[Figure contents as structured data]
## BEGIN

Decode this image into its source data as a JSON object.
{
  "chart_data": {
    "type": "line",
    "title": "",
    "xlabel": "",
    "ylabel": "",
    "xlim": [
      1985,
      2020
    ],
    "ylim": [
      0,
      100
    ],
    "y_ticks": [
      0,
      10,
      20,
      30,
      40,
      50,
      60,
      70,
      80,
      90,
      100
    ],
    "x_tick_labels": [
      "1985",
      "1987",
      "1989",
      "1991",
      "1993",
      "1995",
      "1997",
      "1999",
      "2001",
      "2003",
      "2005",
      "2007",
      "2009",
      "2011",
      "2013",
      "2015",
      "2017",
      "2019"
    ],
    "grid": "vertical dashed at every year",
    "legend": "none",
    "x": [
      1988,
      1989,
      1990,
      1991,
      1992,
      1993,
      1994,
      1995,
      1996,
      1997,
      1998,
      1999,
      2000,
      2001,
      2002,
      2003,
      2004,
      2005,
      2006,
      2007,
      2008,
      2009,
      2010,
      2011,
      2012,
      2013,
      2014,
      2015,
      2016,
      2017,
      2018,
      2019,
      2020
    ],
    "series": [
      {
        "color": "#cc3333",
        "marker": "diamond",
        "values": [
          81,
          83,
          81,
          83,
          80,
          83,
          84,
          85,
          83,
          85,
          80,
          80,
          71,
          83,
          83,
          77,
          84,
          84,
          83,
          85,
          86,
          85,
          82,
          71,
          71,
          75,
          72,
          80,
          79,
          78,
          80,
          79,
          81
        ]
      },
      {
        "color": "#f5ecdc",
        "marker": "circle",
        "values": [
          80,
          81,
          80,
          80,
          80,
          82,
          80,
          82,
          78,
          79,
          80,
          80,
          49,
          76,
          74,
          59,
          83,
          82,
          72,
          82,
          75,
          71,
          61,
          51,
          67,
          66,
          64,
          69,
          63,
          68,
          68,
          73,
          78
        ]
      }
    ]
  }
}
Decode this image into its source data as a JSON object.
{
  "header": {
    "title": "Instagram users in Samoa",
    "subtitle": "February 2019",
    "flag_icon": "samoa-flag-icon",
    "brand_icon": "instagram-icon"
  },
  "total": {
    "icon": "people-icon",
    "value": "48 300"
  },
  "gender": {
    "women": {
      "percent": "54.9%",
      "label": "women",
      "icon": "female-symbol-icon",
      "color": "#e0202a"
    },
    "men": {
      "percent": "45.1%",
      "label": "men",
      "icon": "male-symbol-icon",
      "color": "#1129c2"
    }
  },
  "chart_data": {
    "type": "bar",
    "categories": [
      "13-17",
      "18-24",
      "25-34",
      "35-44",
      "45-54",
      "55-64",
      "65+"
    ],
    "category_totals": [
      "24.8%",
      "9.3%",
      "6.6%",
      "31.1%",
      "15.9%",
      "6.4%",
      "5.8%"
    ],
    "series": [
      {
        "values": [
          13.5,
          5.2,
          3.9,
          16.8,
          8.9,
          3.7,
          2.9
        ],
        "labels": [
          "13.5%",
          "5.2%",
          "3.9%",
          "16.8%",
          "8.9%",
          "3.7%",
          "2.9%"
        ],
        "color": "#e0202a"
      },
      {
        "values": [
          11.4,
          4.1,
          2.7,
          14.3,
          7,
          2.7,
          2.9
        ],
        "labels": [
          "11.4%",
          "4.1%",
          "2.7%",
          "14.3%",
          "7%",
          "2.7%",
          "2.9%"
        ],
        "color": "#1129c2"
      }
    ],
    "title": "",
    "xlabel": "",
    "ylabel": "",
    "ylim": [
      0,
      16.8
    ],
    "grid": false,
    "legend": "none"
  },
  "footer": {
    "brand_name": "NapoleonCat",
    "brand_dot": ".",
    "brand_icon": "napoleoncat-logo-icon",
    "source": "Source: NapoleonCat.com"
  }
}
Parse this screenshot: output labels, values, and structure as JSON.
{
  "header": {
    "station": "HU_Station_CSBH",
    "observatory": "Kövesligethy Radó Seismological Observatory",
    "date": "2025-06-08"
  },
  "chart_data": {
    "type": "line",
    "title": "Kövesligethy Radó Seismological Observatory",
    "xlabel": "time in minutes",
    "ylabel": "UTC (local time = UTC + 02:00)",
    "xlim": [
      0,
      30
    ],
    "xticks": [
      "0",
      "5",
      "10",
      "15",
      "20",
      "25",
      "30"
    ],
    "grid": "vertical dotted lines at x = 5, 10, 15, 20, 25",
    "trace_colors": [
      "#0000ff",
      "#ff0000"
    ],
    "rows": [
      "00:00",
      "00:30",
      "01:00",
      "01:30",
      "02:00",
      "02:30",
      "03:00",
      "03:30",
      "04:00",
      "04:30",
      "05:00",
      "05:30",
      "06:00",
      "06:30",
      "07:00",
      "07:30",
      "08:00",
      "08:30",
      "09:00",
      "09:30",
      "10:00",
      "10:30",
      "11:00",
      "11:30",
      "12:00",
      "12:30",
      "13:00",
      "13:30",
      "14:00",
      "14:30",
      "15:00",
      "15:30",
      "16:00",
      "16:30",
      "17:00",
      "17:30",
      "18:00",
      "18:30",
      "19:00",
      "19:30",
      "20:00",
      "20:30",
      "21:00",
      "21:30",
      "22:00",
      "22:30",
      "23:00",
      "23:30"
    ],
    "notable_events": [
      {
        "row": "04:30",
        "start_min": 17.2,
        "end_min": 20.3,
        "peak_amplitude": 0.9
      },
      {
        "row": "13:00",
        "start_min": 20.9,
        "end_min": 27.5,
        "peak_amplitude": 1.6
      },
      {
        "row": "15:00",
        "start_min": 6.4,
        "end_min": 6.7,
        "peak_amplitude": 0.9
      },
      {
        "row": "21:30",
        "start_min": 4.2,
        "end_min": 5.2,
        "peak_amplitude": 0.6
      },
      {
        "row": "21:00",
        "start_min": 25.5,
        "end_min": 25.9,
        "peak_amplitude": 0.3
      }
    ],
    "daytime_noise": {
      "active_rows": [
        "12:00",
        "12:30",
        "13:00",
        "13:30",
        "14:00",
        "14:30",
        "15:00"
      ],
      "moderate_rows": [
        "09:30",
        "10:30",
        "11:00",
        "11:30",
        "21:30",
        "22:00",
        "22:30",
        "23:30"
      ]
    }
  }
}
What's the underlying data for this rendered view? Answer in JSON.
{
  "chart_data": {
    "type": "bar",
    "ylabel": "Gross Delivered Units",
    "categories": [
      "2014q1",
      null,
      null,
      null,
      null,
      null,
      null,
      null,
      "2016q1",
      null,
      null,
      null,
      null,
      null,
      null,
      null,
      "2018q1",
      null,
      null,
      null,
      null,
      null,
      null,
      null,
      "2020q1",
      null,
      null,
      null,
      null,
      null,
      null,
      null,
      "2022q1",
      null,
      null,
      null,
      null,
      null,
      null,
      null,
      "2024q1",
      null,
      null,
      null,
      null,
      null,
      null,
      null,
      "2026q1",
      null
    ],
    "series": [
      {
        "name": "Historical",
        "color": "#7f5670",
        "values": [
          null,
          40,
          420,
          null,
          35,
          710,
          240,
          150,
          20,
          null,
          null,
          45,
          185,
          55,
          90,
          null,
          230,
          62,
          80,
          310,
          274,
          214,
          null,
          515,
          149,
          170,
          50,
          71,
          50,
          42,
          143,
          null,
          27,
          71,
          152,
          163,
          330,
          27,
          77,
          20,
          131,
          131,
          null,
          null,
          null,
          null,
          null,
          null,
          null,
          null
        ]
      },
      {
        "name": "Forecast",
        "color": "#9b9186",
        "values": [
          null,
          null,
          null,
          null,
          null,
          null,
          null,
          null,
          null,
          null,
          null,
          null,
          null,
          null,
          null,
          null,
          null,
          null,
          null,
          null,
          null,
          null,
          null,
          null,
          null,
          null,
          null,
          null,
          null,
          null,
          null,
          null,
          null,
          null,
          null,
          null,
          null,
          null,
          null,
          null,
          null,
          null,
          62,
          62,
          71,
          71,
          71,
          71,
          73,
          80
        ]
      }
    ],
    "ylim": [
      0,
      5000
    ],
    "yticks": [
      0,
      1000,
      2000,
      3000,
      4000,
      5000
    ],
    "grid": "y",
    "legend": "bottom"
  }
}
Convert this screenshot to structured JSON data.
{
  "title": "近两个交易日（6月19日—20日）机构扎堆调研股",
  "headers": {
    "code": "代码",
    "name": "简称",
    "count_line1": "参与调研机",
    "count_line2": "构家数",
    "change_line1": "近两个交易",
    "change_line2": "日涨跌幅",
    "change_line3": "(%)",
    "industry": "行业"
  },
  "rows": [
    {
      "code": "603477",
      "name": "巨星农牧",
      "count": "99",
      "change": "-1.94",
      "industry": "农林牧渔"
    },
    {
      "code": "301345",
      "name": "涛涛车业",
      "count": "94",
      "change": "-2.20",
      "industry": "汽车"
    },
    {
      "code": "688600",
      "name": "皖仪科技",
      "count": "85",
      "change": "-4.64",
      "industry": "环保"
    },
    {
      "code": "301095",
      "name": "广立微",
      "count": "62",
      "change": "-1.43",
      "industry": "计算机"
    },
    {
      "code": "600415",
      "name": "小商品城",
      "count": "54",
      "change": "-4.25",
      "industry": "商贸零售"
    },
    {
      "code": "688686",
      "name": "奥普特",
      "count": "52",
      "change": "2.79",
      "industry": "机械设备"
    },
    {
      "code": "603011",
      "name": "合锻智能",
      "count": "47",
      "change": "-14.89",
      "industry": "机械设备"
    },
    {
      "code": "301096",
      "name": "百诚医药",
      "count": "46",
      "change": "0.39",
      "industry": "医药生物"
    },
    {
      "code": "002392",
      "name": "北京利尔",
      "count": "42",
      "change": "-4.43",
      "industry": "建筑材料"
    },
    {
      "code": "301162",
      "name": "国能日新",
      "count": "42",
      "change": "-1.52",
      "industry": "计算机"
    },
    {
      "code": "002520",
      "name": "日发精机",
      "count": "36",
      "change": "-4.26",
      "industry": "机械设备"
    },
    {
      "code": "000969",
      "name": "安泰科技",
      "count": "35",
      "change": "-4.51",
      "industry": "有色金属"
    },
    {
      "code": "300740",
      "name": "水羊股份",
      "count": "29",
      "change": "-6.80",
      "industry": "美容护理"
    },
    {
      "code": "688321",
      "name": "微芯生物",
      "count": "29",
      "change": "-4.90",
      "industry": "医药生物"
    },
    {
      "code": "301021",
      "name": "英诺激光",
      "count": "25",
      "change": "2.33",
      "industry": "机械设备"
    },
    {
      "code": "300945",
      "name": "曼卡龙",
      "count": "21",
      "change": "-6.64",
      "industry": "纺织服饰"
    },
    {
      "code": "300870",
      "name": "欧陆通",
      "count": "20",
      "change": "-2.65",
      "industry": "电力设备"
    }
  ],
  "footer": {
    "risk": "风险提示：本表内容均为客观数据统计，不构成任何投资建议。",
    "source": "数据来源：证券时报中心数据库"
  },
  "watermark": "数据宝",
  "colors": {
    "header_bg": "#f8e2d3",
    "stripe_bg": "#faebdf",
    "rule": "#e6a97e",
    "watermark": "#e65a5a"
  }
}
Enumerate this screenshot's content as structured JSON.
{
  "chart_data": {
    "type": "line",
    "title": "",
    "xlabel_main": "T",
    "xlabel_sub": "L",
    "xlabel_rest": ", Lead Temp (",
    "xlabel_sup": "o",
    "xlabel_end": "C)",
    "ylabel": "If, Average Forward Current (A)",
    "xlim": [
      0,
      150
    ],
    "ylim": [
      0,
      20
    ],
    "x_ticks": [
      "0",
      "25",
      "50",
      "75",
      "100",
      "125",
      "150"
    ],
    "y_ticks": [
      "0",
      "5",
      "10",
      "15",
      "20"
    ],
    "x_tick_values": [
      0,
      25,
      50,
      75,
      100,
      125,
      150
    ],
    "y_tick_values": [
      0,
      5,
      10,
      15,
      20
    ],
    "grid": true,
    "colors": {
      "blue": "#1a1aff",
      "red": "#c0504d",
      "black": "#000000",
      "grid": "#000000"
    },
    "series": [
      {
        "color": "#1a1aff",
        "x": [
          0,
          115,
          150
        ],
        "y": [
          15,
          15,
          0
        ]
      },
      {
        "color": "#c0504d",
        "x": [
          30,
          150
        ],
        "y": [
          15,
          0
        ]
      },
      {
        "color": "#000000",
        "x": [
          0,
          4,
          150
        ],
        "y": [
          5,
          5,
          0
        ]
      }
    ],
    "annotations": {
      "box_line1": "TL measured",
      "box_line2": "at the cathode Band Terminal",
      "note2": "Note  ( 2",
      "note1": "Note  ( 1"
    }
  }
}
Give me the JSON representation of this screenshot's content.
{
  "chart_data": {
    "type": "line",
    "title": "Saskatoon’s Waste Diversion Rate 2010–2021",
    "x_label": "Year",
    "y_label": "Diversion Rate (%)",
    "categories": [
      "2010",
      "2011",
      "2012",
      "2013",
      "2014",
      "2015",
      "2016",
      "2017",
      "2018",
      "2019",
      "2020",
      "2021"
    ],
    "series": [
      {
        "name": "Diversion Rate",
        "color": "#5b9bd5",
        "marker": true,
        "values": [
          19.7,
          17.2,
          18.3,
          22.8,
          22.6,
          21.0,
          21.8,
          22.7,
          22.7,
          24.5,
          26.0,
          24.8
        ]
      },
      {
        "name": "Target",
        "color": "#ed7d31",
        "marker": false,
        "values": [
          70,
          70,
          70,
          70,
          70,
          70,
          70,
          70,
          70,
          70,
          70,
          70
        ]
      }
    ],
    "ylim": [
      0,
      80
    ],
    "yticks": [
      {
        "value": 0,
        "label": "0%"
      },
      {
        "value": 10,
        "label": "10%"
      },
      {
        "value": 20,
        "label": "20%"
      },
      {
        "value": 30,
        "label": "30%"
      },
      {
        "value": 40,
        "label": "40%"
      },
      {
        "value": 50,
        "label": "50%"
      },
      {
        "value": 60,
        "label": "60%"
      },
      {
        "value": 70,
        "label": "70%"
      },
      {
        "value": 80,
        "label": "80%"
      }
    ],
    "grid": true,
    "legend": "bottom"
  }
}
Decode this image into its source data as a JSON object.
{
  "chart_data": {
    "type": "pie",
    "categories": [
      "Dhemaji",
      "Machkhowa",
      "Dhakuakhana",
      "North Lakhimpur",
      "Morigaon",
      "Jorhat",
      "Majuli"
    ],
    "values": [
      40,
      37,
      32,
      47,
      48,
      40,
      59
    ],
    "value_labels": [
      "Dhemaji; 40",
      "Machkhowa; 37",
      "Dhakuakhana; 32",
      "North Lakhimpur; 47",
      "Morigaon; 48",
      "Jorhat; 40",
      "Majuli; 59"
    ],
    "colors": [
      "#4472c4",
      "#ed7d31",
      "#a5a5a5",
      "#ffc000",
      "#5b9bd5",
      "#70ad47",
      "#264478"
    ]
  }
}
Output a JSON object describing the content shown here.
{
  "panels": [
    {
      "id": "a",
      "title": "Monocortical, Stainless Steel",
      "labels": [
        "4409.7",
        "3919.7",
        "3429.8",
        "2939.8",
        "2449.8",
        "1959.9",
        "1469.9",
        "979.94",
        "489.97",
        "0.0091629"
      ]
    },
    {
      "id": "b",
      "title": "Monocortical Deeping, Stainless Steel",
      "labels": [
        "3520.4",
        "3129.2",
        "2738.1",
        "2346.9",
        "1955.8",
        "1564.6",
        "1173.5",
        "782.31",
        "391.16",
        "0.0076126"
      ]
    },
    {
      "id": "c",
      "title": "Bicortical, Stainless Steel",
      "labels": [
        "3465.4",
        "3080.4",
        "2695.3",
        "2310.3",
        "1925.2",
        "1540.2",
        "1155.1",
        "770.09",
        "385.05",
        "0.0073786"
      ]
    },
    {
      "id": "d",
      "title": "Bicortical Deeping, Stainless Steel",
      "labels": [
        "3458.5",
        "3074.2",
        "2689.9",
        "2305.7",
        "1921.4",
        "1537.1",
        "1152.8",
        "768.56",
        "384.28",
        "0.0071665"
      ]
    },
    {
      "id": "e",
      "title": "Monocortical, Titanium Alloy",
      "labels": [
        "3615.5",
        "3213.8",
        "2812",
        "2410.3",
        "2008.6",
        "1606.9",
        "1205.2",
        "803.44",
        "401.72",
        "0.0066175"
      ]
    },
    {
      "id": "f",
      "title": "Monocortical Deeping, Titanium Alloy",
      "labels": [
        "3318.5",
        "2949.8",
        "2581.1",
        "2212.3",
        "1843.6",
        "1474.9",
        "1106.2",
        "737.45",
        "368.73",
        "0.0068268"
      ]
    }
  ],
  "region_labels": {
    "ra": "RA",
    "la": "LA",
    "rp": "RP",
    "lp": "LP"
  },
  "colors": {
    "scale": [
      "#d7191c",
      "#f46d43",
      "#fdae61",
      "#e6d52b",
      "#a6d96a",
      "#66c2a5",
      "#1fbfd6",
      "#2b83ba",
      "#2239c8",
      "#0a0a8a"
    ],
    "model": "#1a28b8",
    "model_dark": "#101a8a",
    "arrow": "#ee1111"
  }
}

## END

Task prompt:
All lines above with "Alloy" in them should be returned.

Final result:
      "title": "Monocortical, Titanium Alloy",
      "title": "Monocortical Deeping, Titanium Alloy",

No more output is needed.